## Part of a data file
^^^^

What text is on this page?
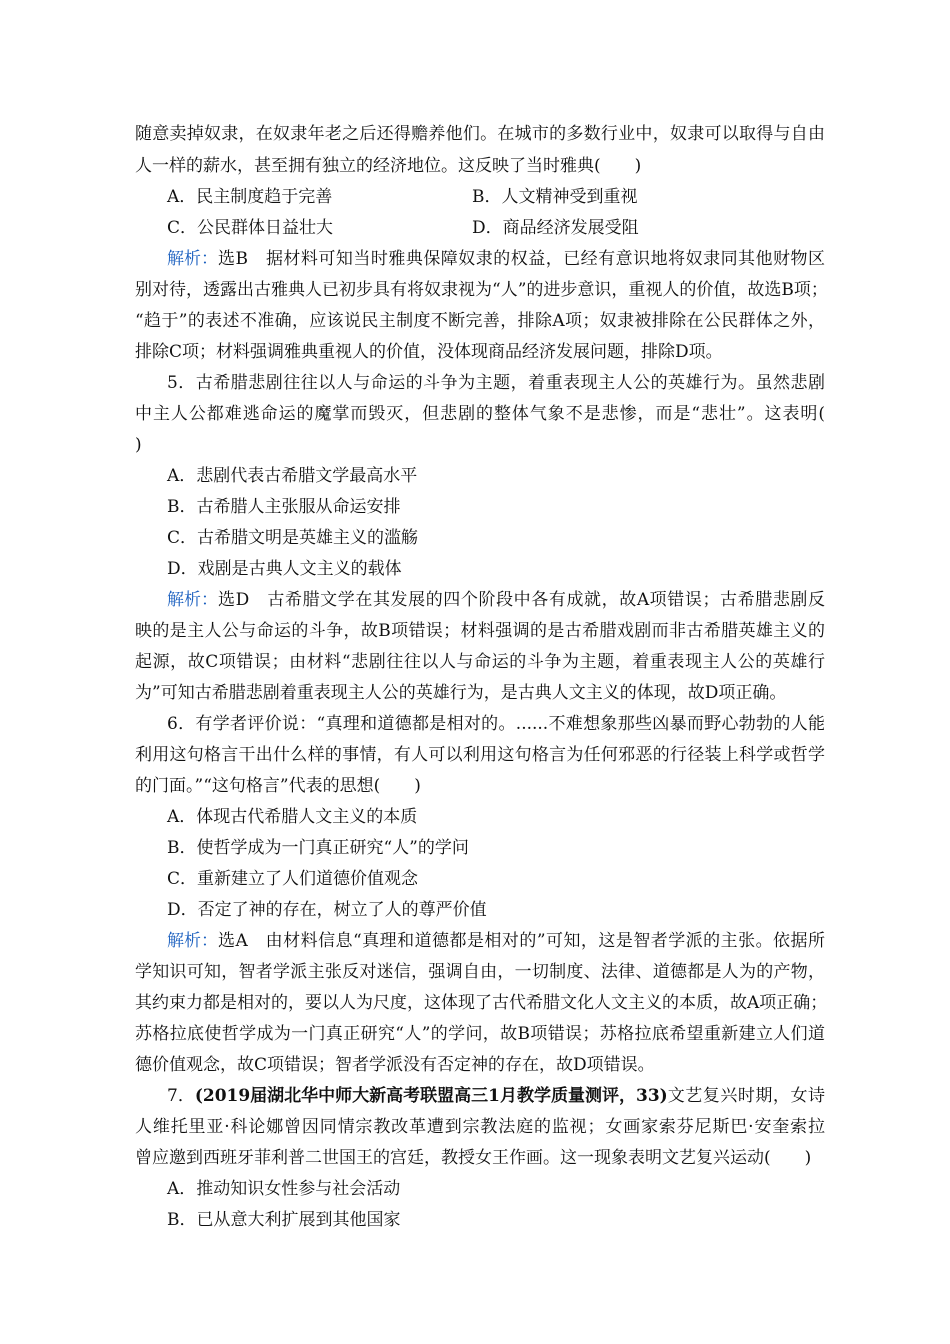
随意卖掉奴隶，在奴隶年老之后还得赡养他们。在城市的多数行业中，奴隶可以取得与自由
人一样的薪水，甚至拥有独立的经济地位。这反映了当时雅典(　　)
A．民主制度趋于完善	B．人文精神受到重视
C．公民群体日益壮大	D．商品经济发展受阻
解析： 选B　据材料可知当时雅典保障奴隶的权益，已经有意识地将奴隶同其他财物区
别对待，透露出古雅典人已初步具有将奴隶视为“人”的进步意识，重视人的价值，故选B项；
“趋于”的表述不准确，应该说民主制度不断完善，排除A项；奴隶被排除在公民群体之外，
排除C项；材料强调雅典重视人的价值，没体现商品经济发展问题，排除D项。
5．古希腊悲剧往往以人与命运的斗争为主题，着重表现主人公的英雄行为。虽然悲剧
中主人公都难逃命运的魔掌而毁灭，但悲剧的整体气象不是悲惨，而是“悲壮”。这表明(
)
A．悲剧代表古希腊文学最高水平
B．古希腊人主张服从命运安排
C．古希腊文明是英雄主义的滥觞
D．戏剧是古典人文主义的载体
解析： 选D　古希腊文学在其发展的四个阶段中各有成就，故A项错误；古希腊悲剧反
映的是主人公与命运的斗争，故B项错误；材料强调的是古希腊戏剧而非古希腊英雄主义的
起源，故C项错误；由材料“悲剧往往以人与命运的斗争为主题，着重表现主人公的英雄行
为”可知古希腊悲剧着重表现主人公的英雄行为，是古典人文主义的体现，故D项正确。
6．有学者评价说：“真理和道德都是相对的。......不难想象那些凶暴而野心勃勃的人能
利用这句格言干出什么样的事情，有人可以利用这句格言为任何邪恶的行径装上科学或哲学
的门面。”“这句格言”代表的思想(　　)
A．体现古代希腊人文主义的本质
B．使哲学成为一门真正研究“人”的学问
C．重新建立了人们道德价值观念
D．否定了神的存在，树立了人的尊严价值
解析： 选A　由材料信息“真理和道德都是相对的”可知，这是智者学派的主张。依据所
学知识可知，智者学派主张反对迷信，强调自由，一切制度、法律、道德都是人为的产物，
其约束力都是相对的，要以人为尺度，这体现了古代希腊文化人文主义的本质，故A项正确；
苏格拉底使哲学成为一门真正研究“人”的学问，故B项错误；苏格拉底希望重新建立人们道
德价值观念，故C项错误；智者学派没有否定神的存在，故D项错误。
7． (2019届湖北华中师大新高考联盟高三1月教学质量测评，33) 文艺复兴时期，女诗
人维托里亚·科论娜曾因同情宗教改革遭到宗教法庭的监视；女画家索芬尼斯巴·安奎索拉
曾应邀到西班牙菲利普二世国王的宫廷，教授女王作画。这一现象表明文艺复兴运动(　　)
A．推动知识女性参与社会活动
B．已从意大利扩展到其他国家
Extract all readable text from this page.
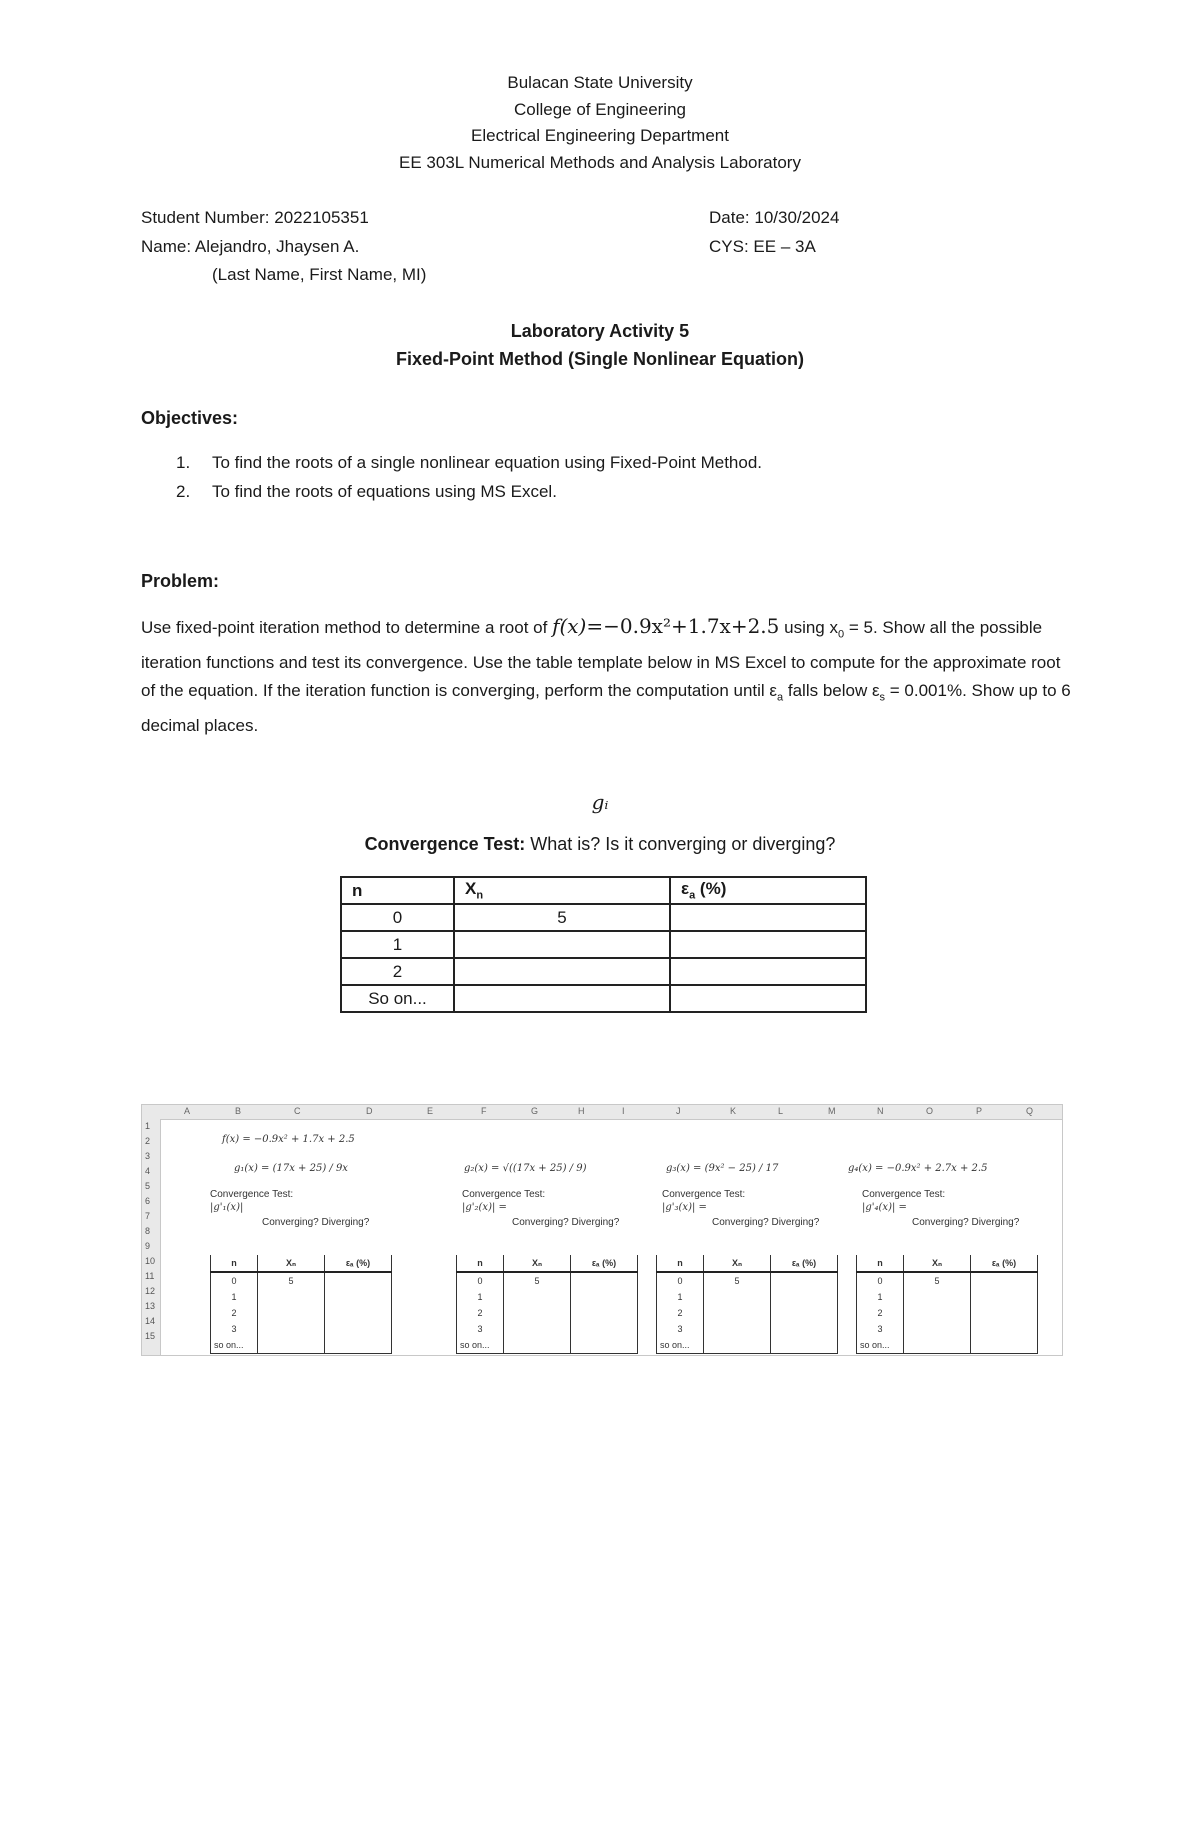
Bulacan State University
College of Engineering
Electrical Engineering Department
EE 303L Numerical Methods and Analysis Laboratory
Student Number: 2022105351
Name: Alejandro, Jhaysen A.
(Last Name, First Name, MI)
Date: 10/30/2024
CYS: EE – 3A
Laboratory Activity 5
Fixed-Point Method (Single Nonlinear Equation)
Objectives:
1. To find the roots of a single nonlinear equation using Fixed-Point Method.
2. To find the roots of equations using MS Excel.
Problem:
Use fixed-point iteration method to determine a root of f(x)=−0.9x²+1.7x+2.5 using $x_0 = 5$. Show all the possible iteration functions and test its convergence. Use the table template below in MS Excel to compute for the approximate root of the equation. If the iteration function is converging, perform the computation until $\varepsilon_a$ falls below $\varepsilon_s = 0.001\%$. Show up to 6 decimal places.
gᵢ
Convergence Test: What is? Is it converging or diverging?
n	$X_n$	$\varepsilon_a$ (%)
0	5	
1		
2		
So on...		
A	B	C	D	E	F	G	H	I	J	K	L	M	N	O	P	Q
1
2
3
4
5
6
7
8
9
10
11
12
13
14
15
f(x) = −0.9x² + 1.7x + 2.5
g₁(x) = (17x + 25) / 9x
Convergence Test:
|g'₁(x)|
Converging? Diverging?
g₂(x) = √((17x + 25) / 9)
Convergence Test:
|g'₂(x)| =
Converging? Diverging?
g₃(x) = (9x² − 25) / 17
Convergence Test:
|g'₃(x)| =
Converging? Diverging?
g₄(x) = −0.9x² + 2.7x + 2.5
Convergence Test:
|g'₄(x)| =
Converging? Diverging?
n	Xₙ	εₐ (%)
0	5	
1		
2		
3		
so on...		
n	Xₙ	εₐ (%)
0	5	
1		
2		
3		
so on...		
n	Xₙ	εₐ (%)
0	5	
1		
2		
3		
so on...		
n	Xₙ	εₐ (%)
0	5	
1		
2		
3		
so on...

^^^^

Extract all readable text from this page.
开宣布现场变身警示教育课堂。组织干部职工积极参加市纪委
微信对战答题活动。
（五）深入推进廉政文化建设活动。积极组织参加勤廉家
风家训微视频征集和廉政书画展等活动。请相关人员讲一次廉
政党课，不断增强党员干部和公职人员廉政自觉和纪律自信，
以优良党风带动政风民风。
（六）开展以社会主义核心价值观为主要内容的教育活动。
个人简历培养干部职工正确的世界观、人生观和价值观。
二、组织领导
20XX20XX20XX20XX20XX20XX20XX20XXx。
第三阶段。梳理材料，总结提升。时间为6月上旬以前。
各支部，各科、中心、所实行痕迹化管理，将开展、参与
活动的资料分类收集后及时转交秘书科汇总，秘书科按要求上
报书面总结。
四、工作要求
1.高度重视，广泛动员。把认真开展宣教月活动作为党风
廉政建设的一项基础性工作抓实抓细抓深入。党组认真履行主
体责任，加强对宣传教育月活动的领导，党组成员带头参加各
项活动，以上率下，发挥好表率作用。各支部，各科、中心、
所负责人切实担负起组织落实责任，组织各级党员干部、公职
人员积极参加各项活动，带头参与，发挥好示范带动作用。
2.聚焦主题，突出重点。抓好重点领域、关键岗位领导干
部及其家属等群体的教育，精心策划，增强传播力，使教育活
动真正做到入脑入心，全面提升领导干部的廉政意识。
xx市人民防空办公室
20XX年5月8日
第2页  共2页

^^^^

## The task
Find all lines holding the string "What" and copy them.

## Answer
What text is on this page?
Convergence Test: What is? Is it converging or diverging?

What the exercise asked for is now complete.